Output only the lines from the one holding "What data populates" to the end of the data below, please, copied exactly.

**Provided entries**.
• • • •

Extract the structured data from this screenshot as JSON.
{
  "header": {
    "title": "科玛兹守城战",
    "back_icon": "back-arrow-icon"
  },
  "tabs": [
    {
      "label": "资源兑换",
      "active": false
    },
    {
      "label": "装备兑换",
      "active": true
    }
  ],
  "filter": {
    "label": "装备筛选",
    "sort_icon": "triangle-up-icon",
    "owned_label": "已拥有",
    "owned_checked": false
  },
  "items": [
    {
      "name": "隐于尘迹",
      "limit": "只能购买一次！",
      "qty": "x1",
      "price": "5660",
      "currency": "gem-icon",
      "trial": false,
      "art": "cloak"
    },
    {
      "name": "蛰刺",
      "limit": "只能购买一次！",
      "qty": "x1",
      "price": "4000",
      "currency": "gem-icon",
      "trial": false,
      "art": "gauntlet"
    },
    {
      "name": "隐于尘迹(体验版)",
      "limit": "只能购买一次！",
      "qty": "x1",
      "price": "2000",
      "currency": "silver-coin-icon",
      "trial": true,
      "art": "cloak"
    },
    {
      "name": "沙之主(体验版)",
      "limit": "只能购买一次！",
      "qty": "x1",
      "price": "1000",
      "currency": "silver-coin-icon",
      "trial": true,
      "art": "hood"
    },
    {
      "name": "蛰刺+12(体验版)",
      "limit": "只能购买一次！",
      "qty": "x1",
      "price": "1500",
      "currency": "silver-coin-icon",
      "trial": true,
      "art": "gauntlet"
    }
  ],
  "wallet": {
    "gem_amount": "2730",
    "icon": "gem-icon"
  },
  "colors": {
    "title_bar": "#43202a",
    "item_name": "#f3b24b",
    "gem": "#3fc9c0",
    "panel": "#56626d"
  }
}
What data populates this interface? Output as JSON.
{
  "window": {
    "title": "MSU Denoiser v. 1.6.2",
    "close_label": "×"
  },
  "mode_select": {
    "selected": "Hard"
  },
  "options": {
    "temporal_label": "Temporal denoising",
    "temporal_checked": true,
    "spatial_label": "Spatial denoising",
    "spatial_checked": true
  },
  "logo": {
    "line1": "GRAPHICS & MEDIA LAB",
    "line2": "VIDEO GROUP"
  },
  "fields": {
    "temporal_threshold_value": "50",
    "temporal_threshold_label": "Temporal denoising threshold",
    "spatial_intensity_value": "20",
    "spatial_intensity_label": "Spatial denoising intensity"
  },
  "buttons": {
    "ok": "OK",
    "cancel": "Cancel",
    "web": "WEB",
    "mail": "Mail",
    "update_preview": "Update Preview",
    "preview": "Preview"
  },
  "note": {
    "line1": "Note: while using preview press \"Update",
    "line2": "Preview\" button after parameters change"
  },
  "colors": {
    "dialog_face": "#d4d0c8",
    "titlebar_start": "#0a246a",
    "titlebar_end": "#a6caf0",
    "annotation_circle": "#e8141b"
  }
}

• • • •

**Exercise result**.
What data populates this interface? Output as JSON.
{
  "window": {
    "title": "MSU Denoiser v. 1.6.2",
    "close_label": "×"
  },
  "mode_select": {
    "selected": "Hard"
  },
  "options": {
    "temporal_label": "Temporal denoising",
    "temporal_checked": true,
    "spatial_label": "Spatial denoising",
    "spatial_checked": true
  },
  "logo": {
    "line1": "GRAPHICS & MEDIA LAB",
    "line2": "VIDEO GROUP"
  },
  "fields": {
    "temporal_threshold_value": "50",
    "temporal_threshold_label": "Temporal denoising threshold",
    "spatial_intensity_value": "20",
    "spatial_intensity_label": "Spatial denoising intensity"
  },
  "buttons": {
    "ok": "OK",
    "cancel": "Cancel",
    "web": "WEB",
    "mail": "Mail",
    "update_preview": "Update Preview",
    "preview": "Preview"
  },
  "note": {
    "line1": "Note: while using preview press \"Update",
    "line2": "Preview\" button after parameters change"
  },
  "colors": {
    "dialog_face": "#d4d0c8",
    "titlebar_start": "#0a246a",
    "titlebar_end": "#a6caf0",
    "annotation_circle": "#e8141b"
  }
}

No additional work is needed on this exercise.